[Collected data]
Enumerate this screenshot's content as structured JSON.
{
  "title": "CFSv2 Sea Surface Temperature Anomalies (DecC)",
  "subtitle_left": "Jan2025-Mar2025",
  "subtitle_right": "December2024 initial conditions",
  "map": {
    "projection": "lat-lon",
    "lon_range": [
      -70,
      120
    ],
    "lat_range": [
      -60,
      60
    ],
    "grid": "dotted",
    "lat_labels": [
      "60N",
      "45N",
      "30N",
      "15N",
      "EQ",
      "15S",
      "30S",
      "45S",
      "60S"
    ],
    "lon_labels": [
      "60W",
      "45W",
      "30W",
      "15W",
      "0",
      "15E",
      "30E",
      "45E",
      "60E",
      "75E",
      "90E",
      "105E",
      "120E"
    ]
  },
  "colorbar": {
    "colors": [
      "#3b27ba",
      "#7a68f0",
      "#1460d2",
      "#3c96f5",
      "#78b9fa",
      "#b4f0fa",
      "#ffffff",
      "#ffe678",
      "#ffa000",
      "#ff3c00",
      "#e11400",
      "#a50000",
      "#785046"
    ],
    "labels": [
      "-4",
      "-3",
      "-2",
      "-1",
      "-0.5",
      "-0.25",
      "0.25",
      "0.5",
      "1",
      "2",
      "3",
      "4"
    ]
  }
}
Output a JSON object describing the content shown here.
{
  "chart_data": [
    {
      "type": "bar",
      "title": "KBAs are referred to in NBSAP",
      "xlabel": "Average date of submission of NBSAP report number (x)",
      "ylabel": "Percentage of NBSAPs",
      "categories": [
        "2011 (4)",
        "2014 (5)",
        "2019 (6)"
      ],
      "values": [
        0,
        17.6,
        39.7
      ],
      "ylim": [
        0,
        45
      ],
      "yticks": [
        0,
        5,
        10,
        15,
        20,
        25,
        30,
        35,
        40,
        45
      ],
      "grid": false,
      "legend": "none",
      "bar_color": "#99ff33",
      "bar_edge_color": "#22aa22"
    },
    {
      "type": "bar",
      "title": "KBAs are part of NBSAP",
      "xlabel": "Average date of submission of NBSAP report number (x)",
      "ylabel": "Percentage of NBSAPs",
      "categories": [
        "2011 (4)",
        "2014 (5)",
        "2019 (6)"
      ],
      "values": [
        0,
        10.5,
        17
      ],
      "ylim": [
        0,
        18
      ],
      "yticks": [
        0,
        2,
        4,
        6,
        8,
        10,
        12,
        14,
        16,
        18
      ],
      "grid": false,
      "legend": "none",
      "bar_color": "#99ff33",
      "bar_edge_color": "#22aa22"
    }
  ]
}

(Job): Search the preceding listing for the word "KBAs" and pull out every line that holds it.

(Output below):
      "title": "KBAs are referred to in NBSAP",
      "title": "KBAs are part of NBSAP",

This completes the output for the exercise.